Exercise goal: Exactly repeat the material, dropping every picture from the copy.

Excerpted data:
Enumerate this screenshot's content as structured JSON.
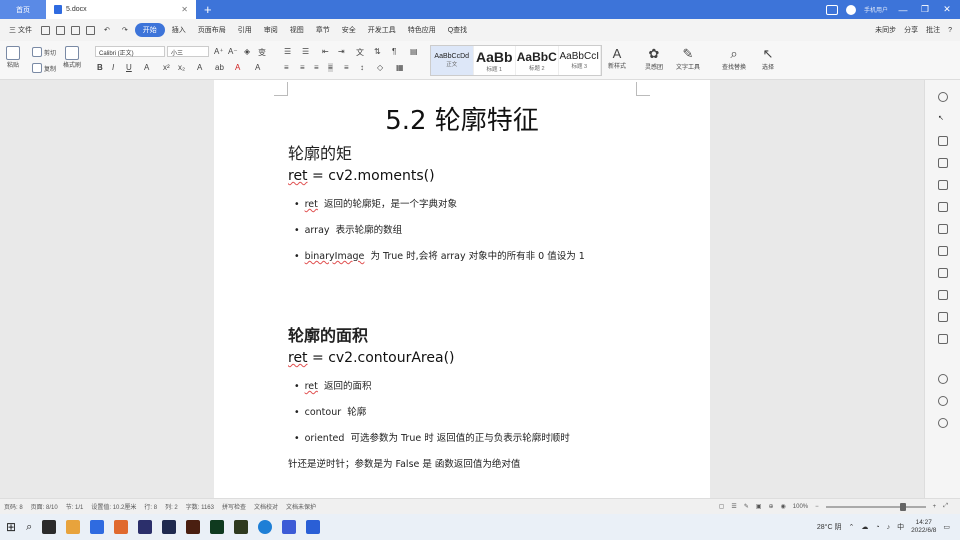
{
  "titlebar": {
    "home_tab": "首页",
    "doc_tab": "5.docx",
    "user": "手机用户",
    "min": "—",
    "max": "❐",
    "close": "✕"
  },
  "menubar": {
    "file": "三 文件",
    "tabs": [
      "开始",
      "插入",
      "页面布局",
      "引用",
      "审阅",
      "视图",
      "章节",
      "安全",
      "开发工具",
      "特色应用"
    ],
    "search": "Q查找",
    "sync": "未同步",
    "share": "分享",
    "comment": "批注",
    "help": "?"
  },
  "ribbon": {
    "paste": "粘贴",
    "cut": "剪切",
    "copy": "复制",
    "format_painter": "格式刷",
    "font_name": "Calibri (正文)",
    "font_size": "小三",
    "styles": [
      {
        "preview": "AaBbCcDd",
        "name": "正文"
      },
      {
        "preview": "AaBb",
        "name": "标题 1"
      },
      {
        "preview": "AaBbC",
        "name": "标题 2"
      },
      {
        "preview": "AaBbCcI",
        "name": "标题 3"
      }
    ],
    "new_style": "新样式",
    "dialog": "灵感团",
    "text_tools": "文字工具",
    "find_replace": "查找替换",
    "select": "选择"
  },
  "document": {
    "title": "5.2  轮廓特征",
    "section1": {
      "heading": "轮廓的矩",
      "code_var": "ret",
      "code_rest": " = cv2.moments()",
      "bullets": [
        {
          "key": "ret",
          "text": "返回的轮廓矩，是一个字典对象"
        },
        {
          "key": "array",
          "text": "表示轮廓的数组"
        },
        {
          "key": "binaryImage",
          "text": "为 True 时,会将 array 对象中的所有非 0 值设为 1"
        }
      ]
    },
    "section2": {
      "heading": "轮廓的面积",
      "code_var": "ret",
      "code_rest": " = cv2.contourArea()",
      "bullets": [
        {
          "key": "ret",
          "text": "返回的面积"
        },
        {
          "key": "contour",
          "text": "轮廓"
        },
        {
          "key": "oriented",
          "text": "可选参数为 True 时  返回值的正与负表示轮廓时顺时"
        }
      ],
      "continuation": "针还是逆时针；参数是为 False 是  函数返回值为绝对值"
    }
  },
  "statusbar": {
    "page": "页码: 8",
    "pages": "页面: 8/10",
    "section": "节: 1/1",
    "position": "设置值: 10.2厘米",
    "row": "行: 8",
    "col": "列: 2",
    "words": "字数: 1163",
    "spell": "拼写检查",
    "proof": "文档校对",
    "protect": "文档未保护",
    "zoom": "100%"
  },
  "taskbar": {
    "weather": "28°C 阴",
    "time": "14:27",
    "date": "2022/6/8",
    "ime": "中",
    "icon_colors": [
      "#e8a33c",
      "#2f6be0",
      "#e06a2f",
      "#2b2f6b",
      "#1f2a4f",
      "#4a1f10",
      "#0f3a1f",
      "#2f3a1f",
      "#1e7fd6",
      "#3d5bd6",
      "#2a5fd6"
    ]
  }
}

The reply:
Enumerate this screenshot's content as structured JSON.
{
  "titlebar": {
    "home_tab": "首页",
    "doc_tab": "5.docx",
    "user": "手机用户",
    "min": "—",
    "max": "❐",
    "close": "✕"
  },
  "menubar": {
    "file": "三 文件",
    "tabs": [
      "开始",
      "插入",
      "页面布局",
      "引用",
      "审阅",
      "视图",
      "章节",
      "安全",
      "开发工具",
      "特色应用"
    ],
    "search": "Q查找",
    "sync": "未同步",
    "share": "分享",
    "comment": "批注",
    "help": "?"
  },
  "ribbon": {
    "paste": "粘贴",
    "cut": "剪切",
    "copy": "复制",
    "format_painter": "格式刷",
    "font_name": "Calibri (正文)",
    "font_size": "小三",
    "styles": [
      {
        "preview": "AaBbCcDd",
        "name": "正文"
      },
      {
        "preview": "AaBb",
        "name": "标题 1"
      },
      {
        "preview": "AaBbC",
        "name": "标题 2"
      },
      {
        "preview": "AaBbCcI",
        "name": "标题 3"
      }
    ],
    "new_style": "新样式",
    "dialog": "灵感团",
    "text_tools": "文字工具",
    "find_replace": "查找替换",
    "select": "选择"
  },
  "document": {
    "title": "5.2  轮廓特征",
    "section1": {
      "heading": "轮廓的矩",
      "code_var": "ret",
      "code_rest": " = cv2.moments()",
      "bullets": [
        {
          "key": "ret",
          "text": "返回的轮廓矩，是一个字典对象"
        },
        {
          "key": "array",
          "text": "表示轮廓的数组"
        },
        {
          "key": "binaryImage",
          "text": "为 True 时,会将 array 对象中的所有非 0 值设为 1"
        }
      ]
    },
    "section2": {
      "heading": "轮廓的面积",
      "code_var": "ret",
      "code_rest": " = cv2.contourArea()",
      "bullets": [
        {
          "key": "ret",
          "text": "返回的面积"
        },
        {
          "key": "contour",
          "text": "轮廓"
        },
        {
          "key": "oriented",
          "text": "可选参数为 True 时  返回值的正与负表示轮廓时顺时"
        }
      ],
      "continuation": "针还是逆时针；参数是为 False 是  函数返回值为绝对值"
    }
  },
  "statusbar": {
    "page": "页码: 8",
    "pages": "页面: 8/10",
    "section": "节: 1/1",
    "position": "设置值: 10.2厘米",
    "row": "行: 8",
    "col": "列: 2",
    "words": "字数: 1163",
    "spell": "拼写检查",
    "proof": "文档校对",
    "protect": "文档未保护",
    "zoom": "100%"
  },
  "taskbar": {
    "weather": "28°C 阴",
    "time": "14:27",
    "date": "2022/6/8",
    "ime": "中",
    "icon_colors": [
      "#e8a33c",
      "#2f6be0",
      "#e06a2f",
      "#2b2f6b",
      "#1f2a4f",
      "#4a1f10",
      "#0f3a1f",
      "#2f3a1f",
      "#1e7fd6",
      "#3d5bd6",
      "#2a5fd6"
    ]
  }
}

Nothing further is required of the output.